* Exercise description: Reproduce verbatim the passage of the supplied text between "Increased risk, private" and "and venture capital)", inclusive.

# start of Supplied text

Increased risk, private capital:

  • Private Credit (direct lending, mezzanine debt, asset-backed loans, and specialty finance)
  • Private Real Assets (real estate, energy, infrastructure, and agriculture)
  • Private Equity (growth, buyout, and venture capital)

Teaching Kids about Giving, Saving, and Spending

At age five, introduce the concept of give-save-spend. When children receive their allowance, or any other income, teach them to give away 10%, save 45%, and spend the remaining 45%. This simple 10-45-45 split helps kids understand that a portion of everything they earn should be given away, saved, and invested.

  • For Giving: Talk to your children about what they’re interested in and passionate about. Let them decide which charity or charities they’d like to give to each year. You can go even further by volunteering at your children’s favorite charities and allowing them to present each charity with a check of their own gift so that it feels real to them.
  • For Saving: Set up savings accounts (such as at Young Americans Bank) for your children and have them start contributing to it as early as possible. When they reach the 7th grade, let them choose whether to put their savings into a savings account or a UTMA investment account. Talk to your kids about how you think they should approach investing, but ultimately let them invest their money into the companies that they love and believe in. Review their investments with them every 3 or 6 months so they begin to understand how investments grow (and shrink) over time, depending on factors like the economy and the broader stock market.
  • For Spending: Let your children make their own decisions about how to spend their money. You can weigh in, but ultimately respect that it is your children’s money to manage. Full ownership and empowerment are important.

Transcript

Daniel (00:00:00):

Brandon, welcome to the show. I am so excited to chat with you.

Brandon (00:00:03):

Well, I'm thrilled to be here. Thanks for having me. Appreciate it.

Daniel (00:00:06):

Thank you for coming on. Thank you for making time. To kick things off, this episode we're going to explore pretty deeply what a family office is, how you work with clients, how you think about financial planning and investing. But to kick things off, I wanted to start with, just see if we can have you share a little bit of a history of the Johnson Financial Group. Part of that is I know, one, that you're a multi-generational firm and there's been four generations so far, and that you have a history that goes back 40 years. Would you mind, just to kick things off, sharing a little bit of that story with us?

Brandon (00:00:39):

Our story starts back in the late 1940s. My grandfather, who lived in Chicago, had started a small manufacturing company, and it was a great time coming out of the war. He was making machine gauges, and that company ended up taking off and being very successful. Along the way, he acquired a number of other businesses, and eventually he reverse merged that company into a railroad holding company called Katy Industries. Katy was a publicly traded company seat on the New York Stock Exchange, and it owned a railroad called the Missouri–Kansas–Texas railroad, the MKT. It was a railroad from the 1800. It had actually run into significant disrepair. It had 3,000 plus miles of rail that was in pretty bad shape. Because of that, it accumulated a number of carry forward losses.

# end of Supplied text
# start of Entries supplied

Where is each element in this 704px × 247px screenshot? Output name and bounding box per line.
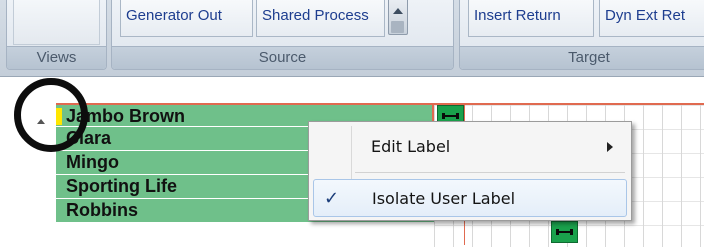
scroll-up-icon[interactable] [393,8,403,14]
target-group: Insert Return Dyn Ext Ret Target [459,0,704,70]
context-menu: Edit Label ✓ Isolate User Label [308,121,632,221]
connector-icon [556,229,573,235]
menu-item-label: Edit Label [371,137,451,156]
clip-block[interactable] [551,221,578,243]
source-group: Generator Out Shared Process Source [111,0,454,70]
menu-item-edit-label[interactable]: Edit Label [313,128,627,166]
ribbon-toolbar: Views Generator Out Shared Process Sourc… [0,0,704,77]
views-group-label: Views [7,46,106,69]
views-group: Views [6,0,107,70]
submenu-arrow-icon [607,142,613,152]
ribbon-gallery-scroll[interactable] [388,0,408,35]
checkmark-icon: ✓ [324,188,340,209]
menu-item-label: Isolate User Label [372,189,516,208]
scroll-thumb[interactable] [391,21,404,33]
menu-separator [355,172,625,173]
track-label: Robbins [66,200,138,220]
views-button-area[interactable] [13,0,100,45]
target-group-label: Target [460,46,704,69]
highlight-circle [14,78,88,152]
track-label: Mingo [66,152,119,172]
menu-item-isolate-user-label[interactable]: ✓ Isolate User Label [313,179,627,217]
insert-return-button[interactable]: Insert Return [468,0,594,37]
connector-icon [442,113,459,119]
track-label: Sporting Life [66,176,177,196]
source-group-label: Source [112,46,453,69]
shared-process-button[interactable]: Shared Process [256,0,385,37]
generator-out-button[interactable]: Generator Out [120,0,253,37]
dyn-ext-ret-button[interactable]: Dyn Ext Ret [599,0,704,37]
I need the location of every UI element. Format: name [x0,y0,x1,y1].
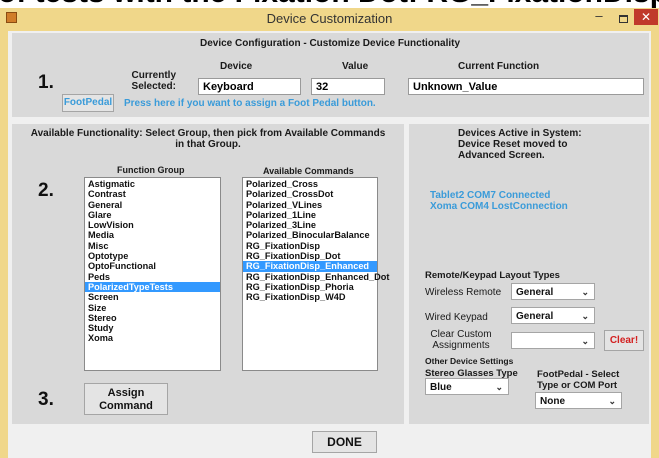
command-item[interactable]: RG_FixationDisp [243,241,377,251]
group-item[interactable]: Contrast [85,189,220,199]
assign-command-button[interactable]: Assign Command [84,383,168,415]
command-item[interactable]: RG_FixationDisp_Dot [243,251,377,261]
group-item[interactable]: Size [85,303,220,313]
group-item[interactable]: PolarizedTypeTests [85,281,220,293]
footpedal-hint-link[interactable]: Press here if you want to assign a Foot … [124,98,376,109]
value-field[interactable]: 32 [311,78,385,95]
wired-keypad-select[interactable]: General ⌄ [511,307,595,324]
chevron-down-icon: ⌄ [495,382,503,392]
wireless-remote-value: General [516,287,554,298]
maximize-button[interactable] [613,10,633,24]
chevron-down-icon: ⌄ [608,396,616,406]
footpedal-button[interactable]: FootPedal [62,94,114,112]
currently-selected-label: Currently Selected: [131,70,176,92]
available-commands-list[interactable]: Polarized_Cross Polarized_CrossDot Polariz… [242,177,389,371]
command-item[interactable]: RG_FixationDisp_Phoria [243,282,377,292]
step-1-label: 1. [38,72,54,93]
device-column-header: Device [220,61,253,72]
function-column-header: Current Function [458,61,540,72]
command-item[interactable]: Polarized_CrossDot [243,189,377,199]
wired-keypad-label: Wired Keypad [425,312,488,323]
layout-types-heading: Remote/Keypad Layout Types [425,270,560,281]
command-item[interactable]: RG_FixationDisp_Enhanced_Dot [243,272,389,282]
command-item[interactable]: Polarized_Cross [243,179,377,189]
done-button[interactable]: DONE [312,431,377,453]
other-settings-heading: Other Device Settings [425,356,514,366]
device-status-0: Tablet2 COM7 Connected [430,190,551,201]
close-button[interactable]: ✕ [634,9,658,25]
function-group-list[interactable]: Astigmatic Contrast General Glare LowVision M… [84,177,221,371]
group-item[interactable]: Glare [85,210,220,220]
group-item[interactable]: Misc [85,241,220,251]
stereo-glasses-value: Blue [430,382,452,393]
step-3-label: 3. [38,389,54,410]
clear-assignments-select[interactable]: ⌄ [511,332,595,349]
devices-heading: Devices Active in System: Device Reset m… [458,128,582,161]
group-item[interactable]: LowVision [85,220,220,230]
footpedal-value: None [540,396,565,407]
chevron-down-icon: ⌄ [581,336,589,346]
current-function-field[interactable]: Unknown_Value [408,78,644,95]
stereo-glasses-select[interactable]: Blue ⌄ [425,378,509,395]
group-item[interactable]: Stereo [85,313,220,323]
value-column-header: Value [342,61,369,72]
group-item[interactable]: Optotype [85,251,220,261]
device-field[interactable]: Keyboard [198,78,301,95]
window-title: Device Customization [266,11,393,26]
partial-header-text: of tests with the Fixation Dot: RG_Fixat… [0,0,659,8]
function-group-label: Function Group [117,165,185,175]
window-frame-right [651,31,659,458]
group-item[interactable]: OptoFunctional [85,261,220,271]
chevron-down-icon: ⌄ [581,287,589,297]
wireless-remote-select[interactable]: General ⌄ [511,283,595,300]
group-item[interactable]: Astigmatic [85,179,220,189]
footpedal-select-label: FootPedal - Select Type or COM Port [537,369,620,391]
footpedal-select[interactable]: None ⌄ [535,392,622,409]
command-item[interactable]: RG_FixationDisp_W4D [243,292,377,302]
command-item[interactable]: RG_FixationDisp_Enhanced [243,261,377,272]
wireless-remote-label: Wireless Remote [425,287,502,298]
functionality-heading: Available Functionality: Select Group, t… [30,128,386,150]
device-status-1: Xoma COM4 LostConnection [430,201,568,212]
group-item[interactable]: Study [85,323,220,333]
group-item[interactable]: Peds [85,272,220,282]
available-commands-label: Available Commands [263,166,354,176]
group-item[interactable]: Xoma [85,333,220,343]
command-item[interactable]: Polarized_3Line [243,220,377,230]
wired-keypad-value: General [516,311,554,322]
title-bar: Device Customization [0,8,659,31]
config-heading: Device Configuration - Customize Device … [200,38,461,49]
group-item[interactable]: Screen [85,292,220,302]
command-item[interactable]: Polarized_BinocularBalance [243,230,377,240]
group-item[interactable]: General [85,200,220,210]
command-item[interactable]: Polarized_1Line [243,210,377,220]
window-frame-left [0,31,8,458]
chevron-down-icon: ⌄ [581,311,589,321]
app-icon [6,12,17,23]
maximize-icon [618,15,628,23]
minimize-button[interactable]: – [588,9,610,24]
step-2-label: 2. [38,180,54,201]
group-item[interactable]: Media [85,230,220,240]
command-item[interactable]: Polarized_VLines [243,200,377,210]
clear-button[interactable]: Clear! [604,330,644,351]
clear-custom-label: Clear Custom Assignments [430,329,492,351]
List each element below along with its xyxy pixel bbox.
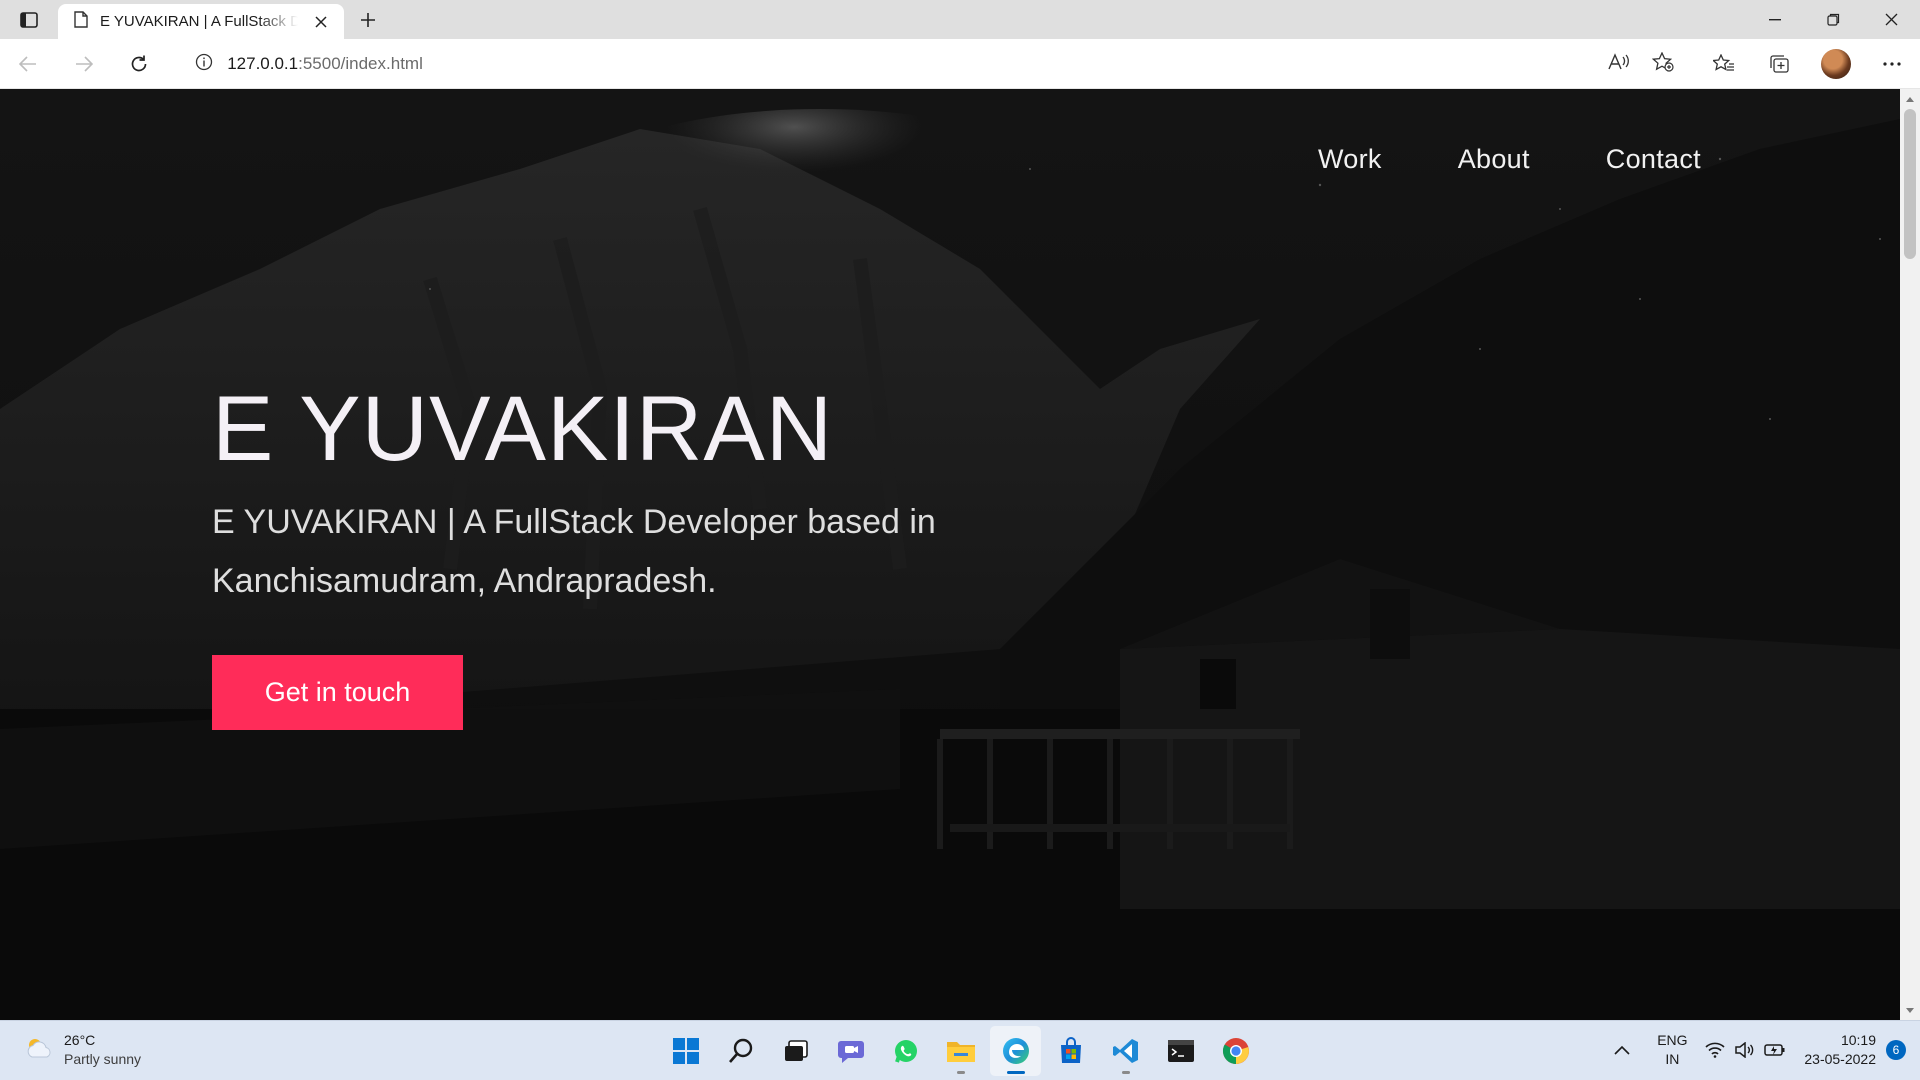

# end of Entries supplied

* Solution for this problem:
Increased risk, private capital:

  • Private Credit (direct lending, mezzanine debt, asset-backed loans, and specialty finance)
  • Private Real Assets (real estate, energy, infrastructure, and agriculture)
  • Private Equity (growth, buyout, and venture capital)